**GIVEN INSTRUCTION**
Give the lines of the records from the one holding "label-membrane: Membrane plasmique" through the one holding "vesicle-blue xyxy=(166,223,176,237)", both included, as a numbered list, leaving out any blank lines.

━━━━━━━━━━━━━━━━

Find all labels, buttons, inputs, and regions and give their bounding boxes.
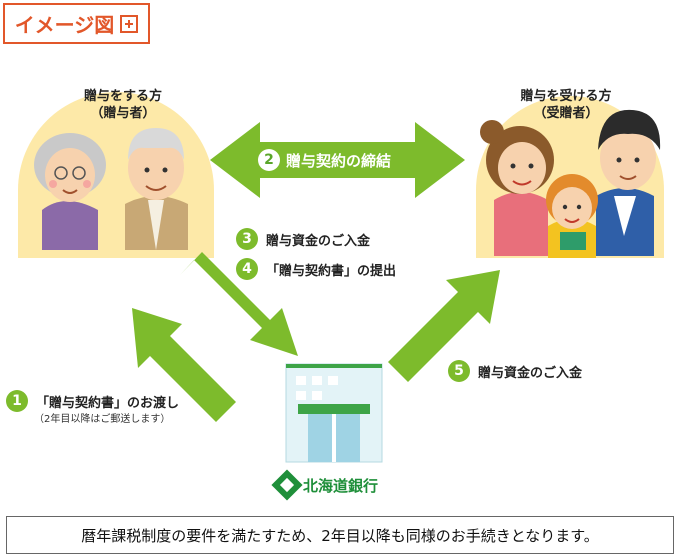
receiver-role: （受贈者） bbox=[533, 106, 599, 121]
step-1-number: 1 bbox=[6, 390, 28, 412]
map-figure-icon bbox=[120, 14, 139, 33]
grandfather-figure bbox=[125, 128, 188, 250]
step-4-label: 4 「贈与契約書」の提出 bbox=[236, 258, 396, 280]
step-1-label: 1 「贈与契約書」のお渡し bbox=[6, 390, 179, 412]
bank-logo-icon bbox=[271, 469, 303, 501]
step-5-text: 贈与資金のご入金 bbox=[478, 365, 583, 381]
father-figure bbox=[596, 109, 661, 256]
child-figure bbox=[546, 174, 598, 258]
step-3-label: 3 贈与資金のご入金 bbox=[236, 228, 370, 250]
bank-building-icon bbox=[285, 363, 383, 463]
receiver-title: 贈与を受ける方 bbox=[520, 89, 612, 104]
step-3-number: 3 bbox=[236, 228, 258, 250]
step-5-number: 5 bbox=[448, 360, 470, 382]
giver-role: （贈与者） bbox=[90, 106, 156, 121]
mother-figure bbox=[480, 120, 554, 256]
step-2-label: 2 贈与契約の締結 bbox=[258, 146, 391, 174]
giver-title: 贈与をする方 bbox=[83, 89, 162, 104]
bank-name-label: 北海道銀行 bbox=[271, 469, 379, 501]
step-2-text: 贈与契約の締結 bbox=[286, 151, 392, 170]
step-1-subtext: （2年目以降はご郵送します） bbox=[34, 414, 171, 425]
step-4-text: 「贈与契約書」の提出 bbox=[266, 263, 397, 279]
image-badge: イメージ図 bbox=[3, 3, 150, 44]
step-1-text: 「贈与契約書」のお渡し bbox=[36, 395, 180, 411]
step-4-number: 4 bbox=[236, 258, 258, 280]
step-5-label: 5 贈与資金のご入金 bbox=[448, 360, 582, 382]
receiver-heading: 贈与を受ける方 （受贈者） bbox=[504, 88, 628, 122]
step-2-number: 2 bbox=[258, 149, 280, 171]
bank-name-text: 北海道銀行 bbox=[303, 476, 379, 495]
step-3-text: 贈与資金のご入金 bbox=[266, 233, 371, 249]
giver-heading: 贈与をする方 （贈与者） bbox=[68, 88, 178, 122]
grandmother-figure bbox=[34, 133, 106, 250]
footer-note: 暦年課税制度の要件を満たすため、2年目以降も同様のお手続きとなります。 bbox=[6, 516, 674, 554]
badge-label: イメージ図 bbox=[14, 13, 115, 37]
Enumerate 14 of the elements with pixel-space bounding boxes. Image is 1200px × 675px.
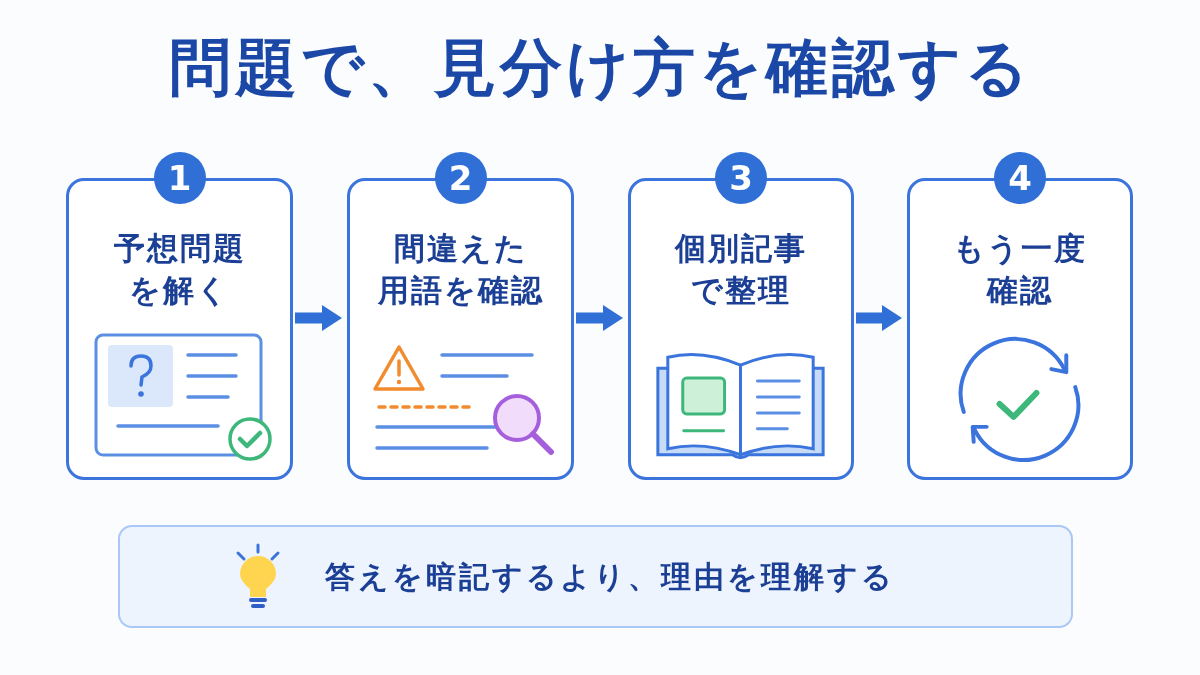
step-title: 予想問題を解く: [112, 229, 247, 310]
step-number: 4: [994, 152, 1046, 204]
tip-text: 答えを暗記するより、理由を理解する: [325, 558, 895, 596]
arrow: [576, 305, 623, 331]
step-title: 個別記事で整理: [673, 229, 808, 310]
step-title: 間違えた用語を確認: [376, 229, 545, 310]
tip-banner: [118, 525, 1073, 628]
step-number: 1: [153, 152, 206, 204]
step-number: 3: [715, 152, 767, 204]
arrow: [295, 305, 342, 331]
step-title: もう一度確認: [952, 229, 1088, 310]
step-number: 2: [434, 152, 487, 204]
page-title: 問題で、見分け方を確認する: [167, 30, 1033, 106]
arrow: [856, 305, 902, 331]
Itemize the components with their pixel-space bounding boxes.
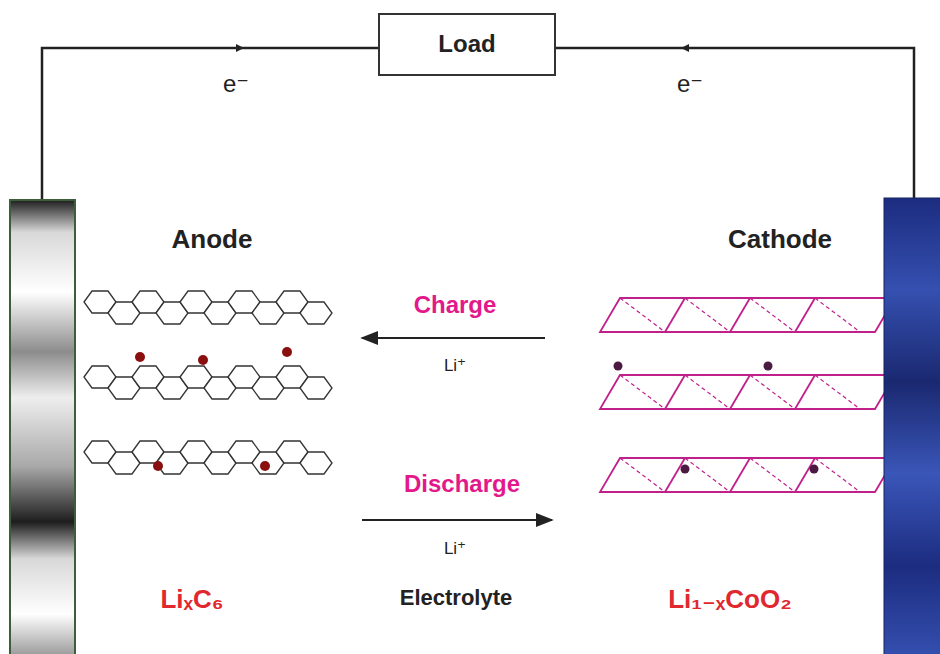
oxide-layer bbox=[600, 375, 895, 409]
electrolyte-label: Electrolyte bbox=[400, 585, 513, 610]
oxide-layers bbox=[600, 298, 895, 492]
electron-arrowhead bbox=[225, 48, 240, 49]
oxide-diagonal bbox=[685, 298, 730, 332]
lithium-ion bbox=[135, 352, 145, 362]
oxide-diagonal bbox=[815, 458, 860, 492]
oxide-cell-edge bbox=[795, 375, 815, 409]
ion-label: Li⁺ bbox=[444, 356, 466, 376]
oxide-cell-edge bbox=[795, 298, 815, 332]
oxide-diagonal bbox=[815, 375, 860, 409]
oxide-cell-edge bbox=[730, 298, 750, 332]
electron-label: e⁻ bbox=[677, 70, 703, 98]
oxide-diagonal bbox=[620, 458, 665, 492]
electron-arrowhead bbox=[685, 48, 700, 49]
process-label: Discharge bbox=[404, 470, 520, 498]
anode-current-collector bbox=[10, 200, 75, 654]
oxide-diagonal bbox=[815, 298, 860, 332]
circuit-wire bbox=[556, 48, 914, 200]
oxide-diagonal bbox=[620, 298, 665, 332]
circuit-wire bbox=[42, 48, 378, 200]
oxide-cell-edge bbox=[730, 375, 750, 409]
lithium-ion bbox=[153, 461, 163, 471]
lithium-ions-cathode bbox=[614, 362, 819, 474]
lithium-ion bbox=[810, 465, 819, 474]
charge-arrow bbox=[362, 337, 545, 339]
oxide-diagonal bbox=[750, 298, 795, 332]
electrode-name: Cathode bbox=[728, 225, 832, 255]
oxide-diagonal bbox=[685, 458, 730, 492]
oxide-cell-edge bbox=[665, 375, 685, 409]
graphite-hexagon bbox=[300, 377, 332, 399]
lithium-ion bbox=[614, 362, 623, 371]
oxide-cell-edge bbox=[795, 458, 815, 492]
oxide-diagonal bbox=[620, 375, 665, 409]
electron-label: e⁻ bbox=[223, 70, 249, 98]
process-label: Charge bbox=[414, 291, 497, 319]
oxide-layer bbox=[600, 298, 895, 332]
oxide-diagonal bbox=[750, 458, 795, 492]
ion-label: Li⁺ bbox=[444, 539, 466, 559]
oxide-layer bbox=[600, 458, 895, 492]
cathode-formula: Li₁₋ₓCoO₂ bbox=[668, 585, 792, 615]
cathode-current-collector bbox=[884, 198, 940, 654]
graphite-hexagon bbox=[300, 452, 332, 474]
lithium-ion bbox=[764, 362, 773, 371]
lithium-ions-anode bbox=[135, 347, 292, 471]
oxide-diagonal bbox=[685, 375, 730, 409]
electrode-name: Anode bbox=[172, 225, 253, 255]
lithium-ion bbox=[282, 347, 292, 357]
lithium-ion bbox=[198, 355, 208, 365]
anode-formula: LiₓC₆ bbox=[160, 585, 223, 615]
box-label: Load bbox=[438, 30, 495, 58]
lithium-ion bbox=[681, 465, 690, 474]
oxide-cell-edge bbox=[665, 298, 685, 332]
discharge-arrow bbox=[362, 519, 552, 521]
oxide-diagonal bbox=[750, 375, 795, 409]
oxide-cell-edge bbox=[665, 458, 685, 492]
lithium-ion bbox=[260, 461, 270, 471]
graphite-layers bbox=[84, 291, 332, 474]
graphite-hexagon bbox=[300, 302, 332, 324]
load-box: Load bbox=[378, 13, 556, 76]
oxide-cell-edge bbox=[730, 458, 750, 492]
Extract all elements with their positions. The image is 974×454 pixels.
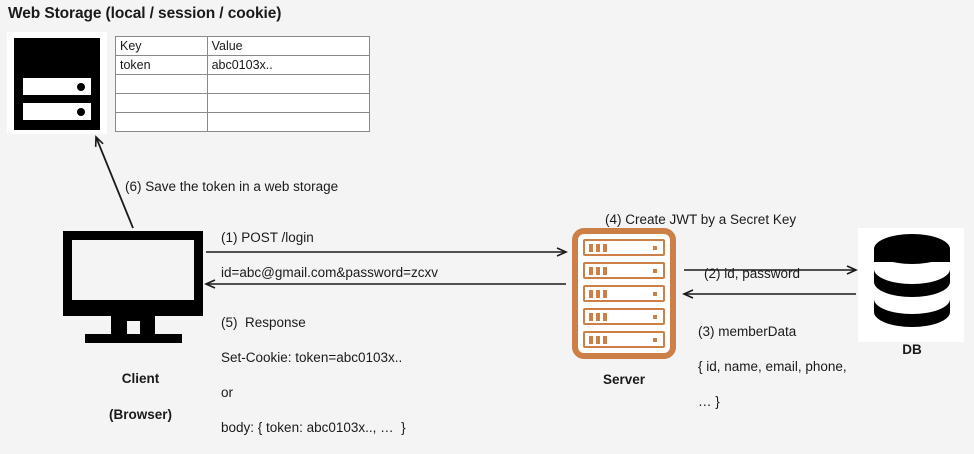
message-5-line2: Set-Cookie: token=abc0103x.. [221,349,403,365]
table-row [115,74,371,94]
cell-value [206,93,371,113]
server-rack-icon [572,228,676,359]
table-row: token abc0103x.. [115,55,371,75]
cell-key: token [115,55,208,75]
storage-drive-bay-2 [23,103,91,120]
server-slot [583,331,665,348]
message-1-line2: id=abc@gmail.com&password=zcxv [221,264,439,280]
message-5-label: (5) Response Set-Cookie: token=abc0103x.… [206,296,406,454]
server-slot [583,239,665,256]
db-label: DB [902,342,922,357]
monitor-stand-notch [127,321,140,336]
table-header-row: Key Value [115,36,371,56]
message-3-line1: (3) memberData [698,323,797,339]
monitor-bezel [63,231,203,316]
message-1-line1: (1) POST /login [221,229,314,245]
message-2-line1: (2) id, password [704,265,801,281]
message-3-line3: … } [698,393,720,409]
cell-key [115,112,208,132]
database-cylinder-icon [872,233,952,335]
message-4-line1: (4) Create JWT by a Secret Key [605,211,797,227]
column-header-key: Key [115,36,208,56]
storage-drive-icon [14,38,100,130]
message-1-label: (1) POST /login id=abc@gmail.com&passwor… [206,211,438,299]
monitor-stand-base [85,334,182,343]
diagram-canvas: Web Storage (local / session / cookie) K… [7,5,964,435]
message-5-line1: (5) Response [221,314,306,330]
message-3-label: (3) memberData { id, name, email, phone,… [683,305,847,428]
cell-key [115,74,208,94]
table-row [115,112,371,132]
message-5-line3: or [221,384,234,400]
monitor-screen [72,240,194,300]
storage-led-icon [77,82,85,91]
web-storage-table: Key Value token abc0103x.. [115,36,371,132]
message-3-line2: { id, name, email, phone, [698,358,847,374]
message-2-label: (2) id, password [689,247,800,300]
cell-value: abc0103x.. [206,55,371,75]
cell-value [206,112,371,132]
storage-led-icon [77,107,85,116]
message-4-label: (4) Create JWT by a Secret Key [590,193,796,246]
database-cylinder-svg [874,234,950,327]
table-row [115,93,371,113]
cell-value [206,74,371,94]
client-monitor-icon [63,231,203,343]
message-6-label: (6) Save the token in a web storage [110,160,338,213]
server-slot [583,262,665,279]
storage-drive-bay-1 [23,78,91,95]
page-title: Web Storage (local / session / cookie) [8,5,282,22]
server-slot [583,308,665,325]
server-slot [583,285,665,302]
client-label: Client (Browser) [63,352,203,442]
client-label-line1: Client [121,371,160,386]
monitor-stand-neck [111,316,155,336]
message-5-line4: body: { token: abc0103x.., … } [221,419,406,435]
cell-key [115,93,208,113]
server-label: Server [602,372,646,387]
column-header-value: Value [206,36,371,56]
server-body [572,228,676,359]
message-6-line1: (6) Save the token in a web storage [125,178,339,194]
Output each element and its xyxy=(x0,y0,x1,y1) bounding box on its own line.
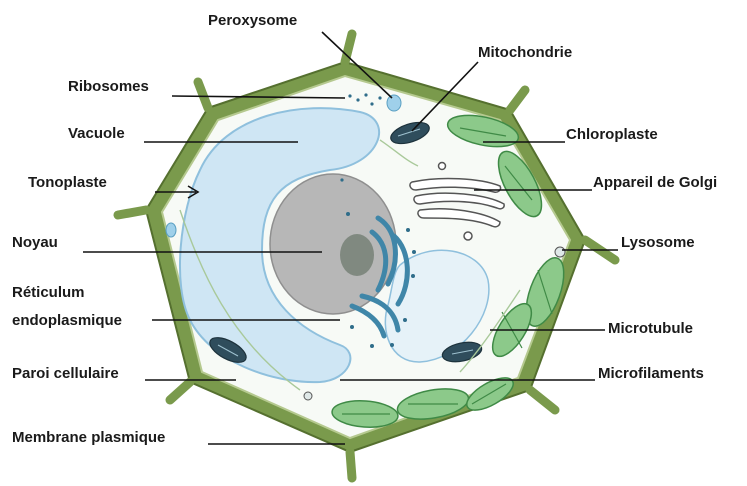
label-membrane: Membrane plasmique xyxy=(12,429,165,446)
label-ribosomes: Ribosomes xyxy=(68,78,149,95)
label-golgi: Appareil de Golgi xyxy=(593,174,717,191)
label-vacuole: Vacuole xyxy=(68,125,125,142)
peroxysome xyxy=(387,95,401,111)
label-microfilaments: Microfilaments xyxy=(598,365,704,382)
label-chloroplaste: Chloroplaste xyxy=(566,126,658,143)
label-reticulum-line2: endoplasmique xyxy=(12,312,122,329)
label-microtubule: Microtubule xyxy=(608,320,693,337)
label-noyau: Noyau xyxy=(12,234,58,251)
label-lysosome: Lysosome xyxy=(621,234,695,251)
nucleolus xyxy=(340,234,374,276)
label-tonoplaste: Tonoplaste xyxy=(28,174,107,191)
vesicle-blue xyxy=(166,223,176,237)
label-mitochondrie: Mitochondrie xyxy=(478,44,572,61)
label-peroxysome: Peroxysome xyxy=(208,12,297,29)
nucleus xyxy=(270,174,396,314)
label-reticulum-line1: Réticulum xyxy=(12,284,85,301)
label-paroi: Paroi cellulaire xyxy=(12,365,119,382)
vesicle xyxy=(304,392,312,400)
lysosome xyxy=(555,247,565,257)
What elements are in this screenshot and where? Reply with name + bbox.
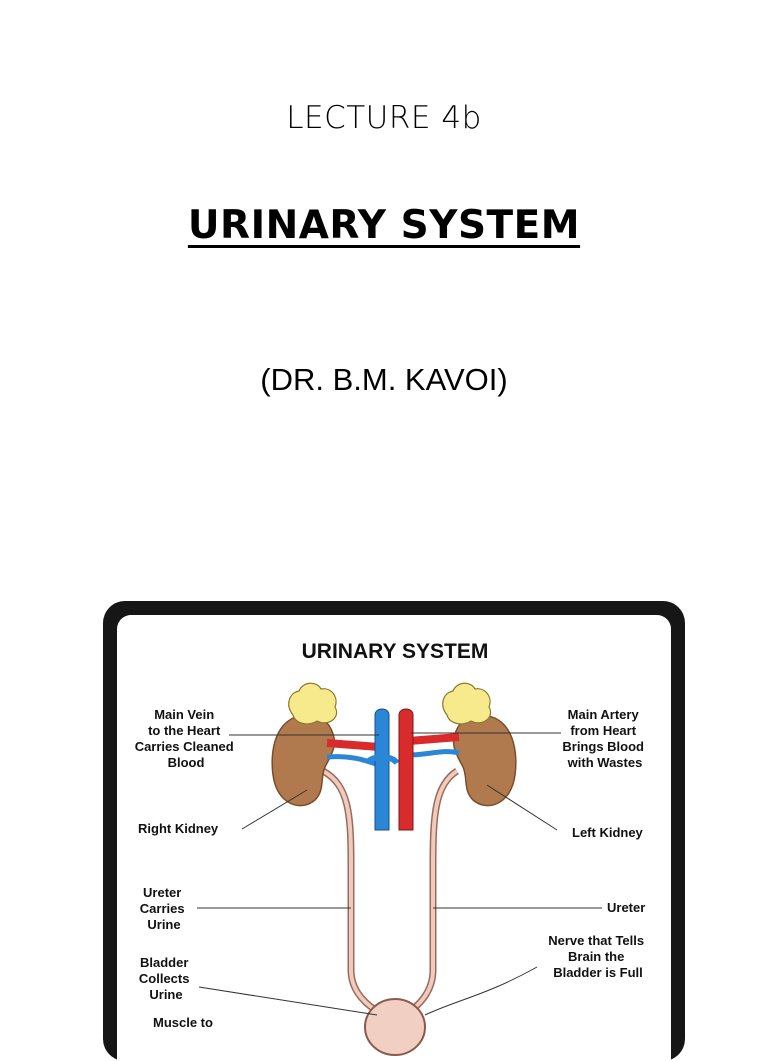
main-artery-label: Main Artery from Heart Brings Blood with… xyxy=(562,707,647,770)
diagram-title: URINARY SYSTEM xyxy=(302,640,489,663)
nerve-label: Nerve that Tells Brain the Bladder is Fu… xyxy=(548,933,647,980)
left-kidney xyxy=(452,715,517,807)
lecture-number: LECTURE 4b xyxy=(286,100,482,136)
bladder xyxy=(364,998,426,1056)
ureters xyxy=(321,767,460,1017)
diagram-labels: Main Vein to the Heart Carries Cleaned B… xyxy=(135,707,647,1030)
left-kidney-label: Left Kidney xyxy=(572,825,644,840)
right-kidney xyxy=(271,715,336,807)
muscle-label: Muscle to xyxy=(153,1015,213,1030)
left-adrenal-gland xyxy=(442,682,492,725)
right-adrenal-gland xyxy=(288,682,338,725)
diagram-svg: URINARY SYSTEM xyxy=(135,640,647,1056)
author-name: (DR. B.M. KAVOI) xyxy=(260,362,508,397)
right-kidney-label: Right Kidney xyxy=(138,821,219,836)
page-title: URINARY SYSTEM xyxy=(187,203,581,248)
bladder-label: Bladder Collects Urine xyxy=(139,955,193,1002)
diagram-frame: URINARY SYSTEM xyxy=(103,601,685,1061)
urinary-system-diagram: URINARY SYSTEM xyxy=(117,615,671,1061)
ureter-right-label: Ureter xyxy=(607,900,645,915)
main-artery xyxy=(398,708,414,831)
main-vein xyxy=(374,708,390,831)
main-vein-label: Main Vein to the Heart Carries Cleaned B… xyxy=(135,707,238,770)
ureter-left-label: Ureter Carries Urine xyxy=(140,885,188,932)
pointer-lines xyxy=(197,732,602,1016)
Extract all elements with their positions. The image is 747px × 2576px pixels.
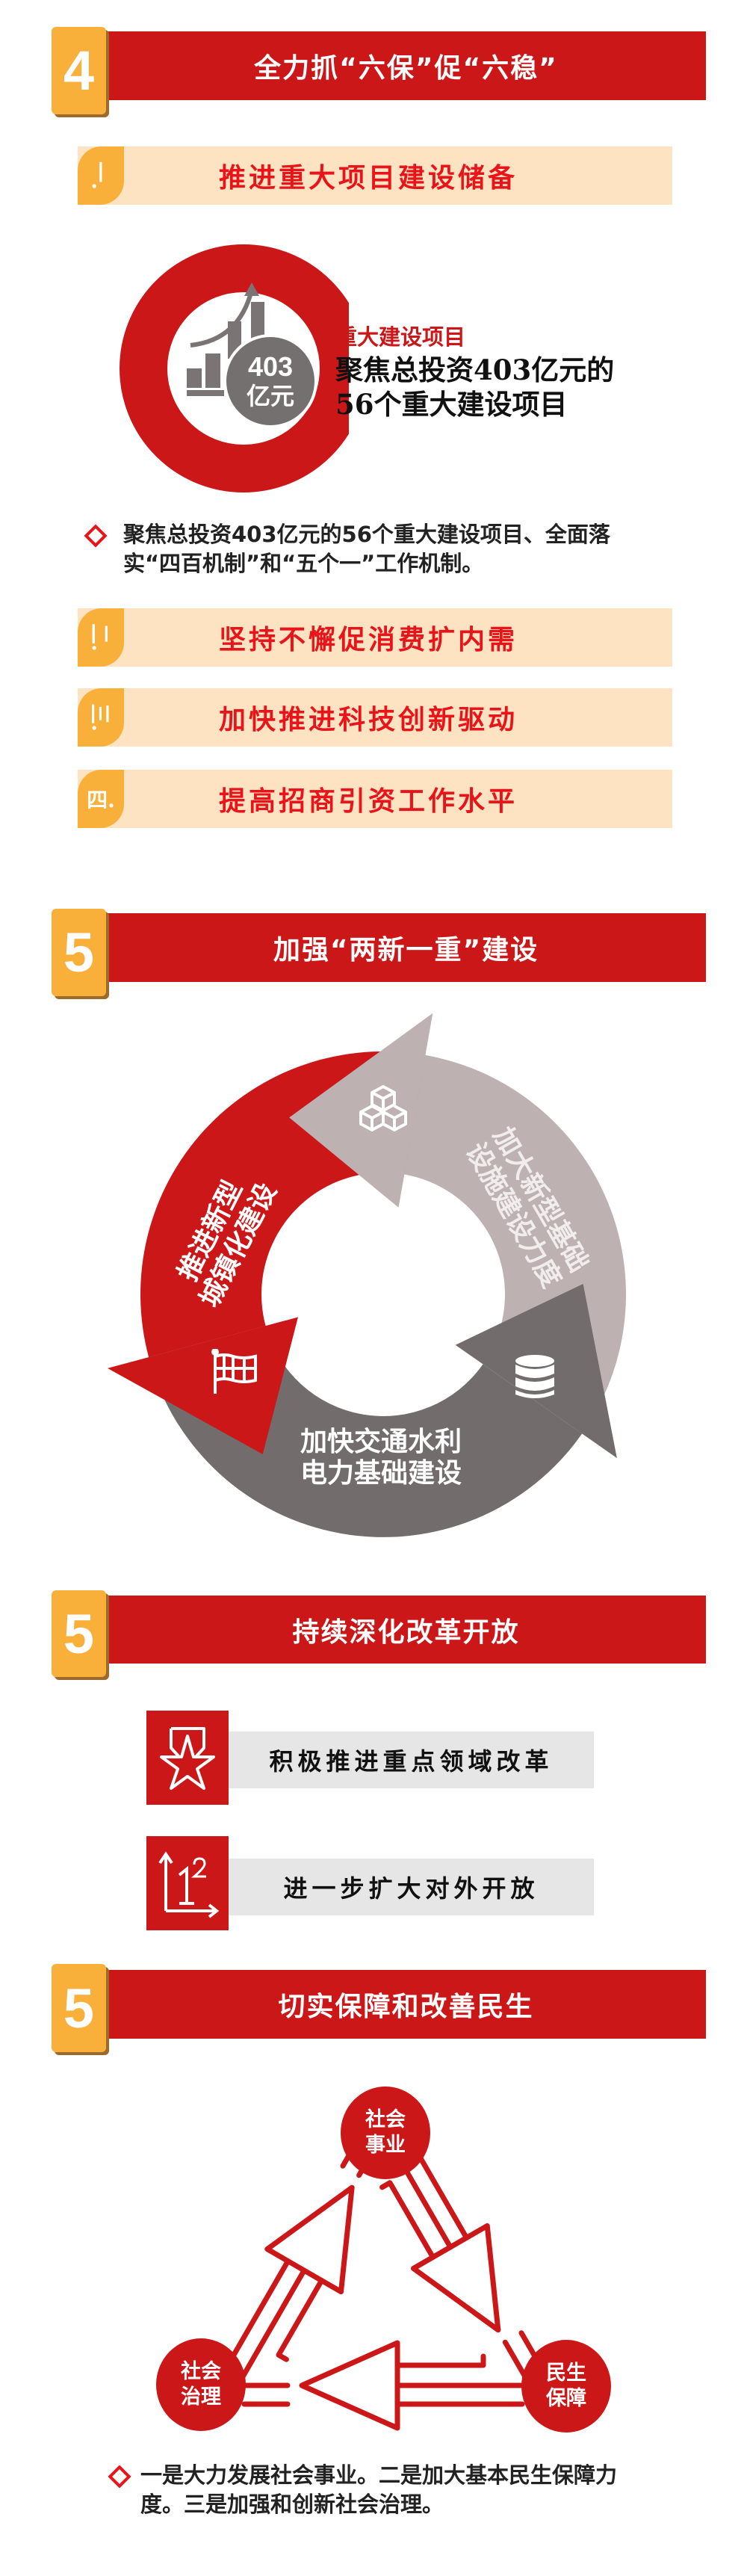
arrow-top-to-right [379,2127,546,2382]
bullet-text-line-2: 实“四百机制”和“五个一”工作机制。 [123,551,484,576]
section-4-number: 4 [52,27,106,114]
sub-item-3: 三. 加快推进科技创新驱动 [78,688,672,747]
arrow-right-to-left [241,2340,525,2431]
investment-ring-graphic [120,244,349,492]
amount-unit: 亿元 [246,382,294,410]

━━━━━━━━━━━━━━━━

**REPLY**
1. label-membrane: Membrane plasmique xyxy=(12,429,165,446)
2. label-ribosomes: Ribosomes xyxy=(68,78,149,95)
3. label-golgi: Appareil de Golgi xyxy=(593,174,717,191)
4. label-vacuole: Vacuole xyxy=(68,125,125,142)
5. peroxysome xyxy=(387,95,401,111)
6. label-microfilaments: Microfilaments xyxy=(598,365,704,382)
7. label-chloroplaste: Chloroplaste xyxy=(566,126,658,143)
8. label-reticulum-line2: endoplasmique xyxy=(12,312,122,329)
9. label-microtubule: Microtubule xyxy=(608,320,693,337)
10. label-noyau: Noyau xyxy=(12,234,58,251)
11. label-lysosome: Lysosome xyxy=(621,234,695,251)
12. nucleolus xyxy=(340,234,374,276)
13. label-tonoplaste: Tonoplaste xyxy=(28,174,107,191)
14. vesicle-blue xyxy=(166,223,176,237)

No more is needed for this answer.